___ Material for this exercise
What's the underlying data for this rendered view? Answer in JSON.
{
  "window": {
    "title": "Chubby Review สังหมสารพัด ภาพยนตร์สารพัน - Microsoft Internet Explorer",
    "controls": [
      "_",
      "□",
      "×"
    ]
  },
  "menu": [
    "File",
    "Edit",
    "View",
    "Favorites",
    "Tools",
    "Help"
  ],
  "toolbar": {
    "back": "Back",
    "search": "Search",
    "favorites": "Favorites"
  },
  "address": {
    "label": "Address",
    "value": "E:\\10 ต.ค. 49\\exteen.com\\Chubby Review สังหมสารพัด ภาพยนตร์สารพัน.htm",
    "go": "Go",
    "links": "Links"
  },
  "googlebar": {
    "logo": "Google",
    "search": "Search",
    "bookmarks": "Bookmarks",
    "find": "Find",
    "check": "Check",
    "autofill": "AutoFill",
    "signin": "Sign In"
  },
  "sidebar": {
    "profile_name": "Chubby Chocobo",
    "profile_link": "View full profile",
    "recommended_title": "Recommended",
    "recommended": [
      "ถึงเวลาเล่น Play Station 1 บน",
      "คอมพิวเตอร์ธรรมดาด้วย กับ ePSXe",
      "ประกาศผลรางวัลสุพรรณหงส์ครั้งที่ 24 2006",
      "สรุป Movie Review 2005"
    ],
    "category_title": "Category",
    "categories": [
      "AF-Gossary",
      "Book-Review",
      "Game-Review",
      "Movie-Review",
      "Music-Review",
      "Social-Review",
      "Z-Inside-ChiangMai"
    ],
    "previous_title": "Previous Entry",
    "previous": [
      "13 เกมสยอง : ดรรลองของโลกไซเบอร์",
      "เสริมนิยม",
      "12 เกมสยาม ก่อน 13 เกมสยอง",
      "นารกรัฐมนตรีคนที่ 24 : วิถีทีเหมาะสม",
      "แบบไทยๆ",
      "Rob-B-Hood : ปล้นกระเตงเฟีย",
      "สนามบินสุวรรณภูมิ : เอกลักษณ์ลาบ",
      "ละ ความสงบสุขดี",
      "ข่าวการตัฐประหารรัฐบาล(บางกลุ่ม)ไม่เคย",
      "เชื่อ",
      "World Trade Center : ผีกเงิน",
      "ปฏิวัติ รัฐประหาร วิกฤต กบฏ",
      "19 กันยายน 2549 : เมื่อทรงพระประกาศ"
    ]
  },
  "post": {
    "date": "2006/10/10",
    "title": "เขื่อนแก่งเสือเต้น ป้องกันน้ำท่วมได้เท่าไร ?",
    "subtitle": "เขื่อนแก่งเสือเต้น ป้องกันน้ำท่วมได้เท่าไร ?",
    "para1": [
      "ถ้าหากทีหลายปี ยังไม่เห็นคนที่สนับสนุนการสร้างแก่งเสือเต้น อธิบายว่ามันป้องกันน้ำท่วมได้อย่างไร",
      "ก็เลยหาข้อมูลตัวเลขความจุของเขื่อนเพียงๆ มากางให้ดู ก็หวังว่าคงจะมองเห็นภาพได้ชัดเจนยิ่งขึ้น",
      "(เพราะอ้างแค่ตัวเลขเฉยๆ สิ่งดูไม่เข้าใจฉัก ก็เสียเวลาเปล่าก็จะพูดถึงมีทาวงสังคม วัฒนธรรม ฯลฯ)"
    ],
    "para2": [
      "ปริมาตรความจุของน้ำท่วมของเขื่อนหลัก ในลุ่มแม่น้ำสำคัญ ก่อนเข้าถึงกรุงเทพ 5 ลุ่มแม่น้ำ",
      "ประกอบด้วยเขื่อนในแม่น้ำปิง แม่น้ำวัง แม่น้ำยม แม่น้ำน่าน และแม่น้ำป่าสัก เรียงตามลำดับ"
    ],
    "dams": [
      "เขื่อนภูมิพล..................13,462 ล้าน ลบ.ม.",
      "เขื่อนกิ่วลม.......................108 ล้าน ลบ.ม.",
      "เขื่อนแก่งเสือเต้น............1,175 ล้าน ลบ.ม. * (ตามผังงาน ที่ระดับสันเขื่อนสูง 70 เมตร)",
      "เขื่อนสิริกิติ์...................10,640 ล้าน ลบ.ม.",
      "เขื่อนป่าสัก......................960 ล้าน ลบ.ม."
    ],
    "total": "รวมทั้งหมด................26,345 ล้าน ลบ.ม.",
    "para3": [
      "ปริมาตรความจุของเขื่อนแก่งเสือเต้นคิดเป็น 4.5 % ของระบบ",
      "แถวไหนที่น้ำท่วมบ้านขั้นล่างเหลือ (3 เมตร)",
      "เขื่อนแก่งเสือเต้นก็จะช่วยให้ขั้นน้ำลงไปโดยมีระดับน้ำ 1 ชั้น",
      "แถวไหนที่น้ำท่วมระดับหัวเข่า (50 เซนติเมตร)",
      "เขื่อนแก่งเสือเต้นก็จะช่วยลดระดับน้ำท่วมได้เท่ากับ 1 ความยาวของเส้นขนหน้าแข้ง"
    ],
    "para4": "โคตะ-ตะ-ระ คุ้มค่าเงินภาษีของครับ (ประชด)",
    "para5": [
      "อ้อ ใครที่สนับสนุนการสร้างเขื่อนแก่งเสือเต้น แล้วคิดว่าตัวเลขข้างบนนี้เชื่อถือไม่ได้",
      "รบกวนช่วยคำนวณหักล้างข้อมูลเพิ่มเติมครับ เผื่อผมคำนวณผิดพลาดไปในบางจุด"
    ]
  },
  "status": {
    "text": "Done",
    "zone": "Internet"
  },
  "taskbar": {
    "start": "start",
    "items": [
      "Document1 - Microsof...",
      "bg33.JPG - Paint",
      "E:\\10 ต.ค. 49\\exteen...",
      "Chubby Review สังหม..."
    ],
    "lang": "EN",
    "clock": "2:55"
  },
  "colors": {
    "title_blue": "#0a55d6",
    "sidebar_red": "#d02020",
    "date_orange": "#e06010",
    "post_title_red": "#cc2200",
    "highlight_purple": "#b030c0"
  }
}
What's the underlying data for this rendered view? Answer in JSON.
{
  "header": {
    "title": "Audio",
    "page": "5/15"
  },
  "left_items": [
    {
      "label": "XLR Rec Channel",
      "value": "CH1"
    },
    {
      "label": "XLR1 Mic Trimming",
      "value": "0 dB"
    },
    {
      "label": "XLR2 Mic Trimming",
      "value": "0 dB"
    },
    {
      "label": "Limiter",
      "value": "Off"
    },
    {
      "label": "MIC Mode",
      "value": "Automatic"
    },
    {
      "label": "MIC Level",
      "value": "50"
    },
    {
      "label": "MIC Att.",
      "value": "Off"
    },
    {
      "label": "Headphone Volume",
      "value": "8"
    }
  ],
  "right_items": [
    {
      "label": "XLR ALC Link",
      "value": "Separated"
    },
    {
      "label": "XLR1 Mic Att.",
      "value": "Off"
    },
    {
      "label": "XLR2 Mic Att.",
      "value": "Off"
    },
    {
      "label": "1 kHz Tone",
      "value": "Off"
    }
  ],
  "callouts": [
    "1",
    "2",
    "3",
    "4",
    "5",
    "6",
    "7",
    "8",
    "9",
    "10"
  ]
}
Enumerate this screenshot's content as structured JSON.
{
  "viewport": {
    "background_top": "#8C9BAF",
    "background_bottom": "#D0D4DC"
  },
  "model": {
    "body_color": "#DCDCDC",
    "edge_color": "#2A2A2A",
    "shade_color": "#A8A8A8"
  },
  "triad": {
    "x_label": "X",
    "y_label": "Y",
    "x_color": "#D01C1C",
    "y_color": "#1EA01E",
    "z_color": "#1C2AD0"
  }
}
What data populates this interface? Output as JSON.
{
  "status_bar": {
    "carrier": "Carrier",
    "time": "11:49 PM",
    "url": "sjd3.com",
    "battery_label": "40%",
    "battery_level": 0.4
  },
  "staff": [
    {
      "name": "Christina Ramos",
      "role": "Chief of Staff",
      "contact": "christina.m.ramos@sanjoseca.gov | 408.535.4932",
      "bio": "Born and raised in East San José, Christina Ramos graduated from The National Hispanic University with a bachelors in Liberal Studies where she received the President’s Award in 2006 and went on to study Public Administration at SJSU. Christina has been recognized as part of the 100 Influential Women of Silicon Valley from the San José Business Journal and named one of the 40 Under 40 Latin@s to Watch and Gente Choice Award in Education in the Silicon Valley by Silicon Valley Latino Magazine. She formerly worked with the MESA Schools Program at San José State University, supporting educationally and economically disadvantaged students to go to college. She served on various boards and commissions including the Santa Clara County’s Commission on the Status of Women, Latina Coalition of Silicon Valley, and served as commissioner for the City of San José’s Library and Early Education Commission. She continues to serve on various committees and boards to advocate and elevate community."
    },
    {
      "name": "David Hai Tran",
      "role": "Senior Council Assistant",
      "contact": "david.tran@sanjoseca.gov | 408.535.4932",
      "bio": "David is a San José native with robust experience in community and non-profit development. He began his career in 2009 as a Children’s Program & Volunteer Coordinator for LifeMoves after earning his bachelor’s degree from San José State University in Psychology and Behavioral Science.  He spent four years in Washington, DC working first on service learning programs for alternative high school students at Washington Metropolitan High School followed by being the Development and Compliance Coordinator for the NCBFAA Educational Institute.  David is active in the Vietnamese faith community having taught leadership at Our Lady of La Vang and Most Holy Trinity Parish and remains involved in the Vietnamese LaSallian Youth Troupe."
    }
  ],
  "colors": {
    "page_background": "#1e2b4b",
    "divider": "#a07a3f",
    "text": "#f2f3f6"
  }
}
______
Required task. Lines in the records that hold the word "แถวไหนท" are to be counted; give only the total.

Answer to this task. 2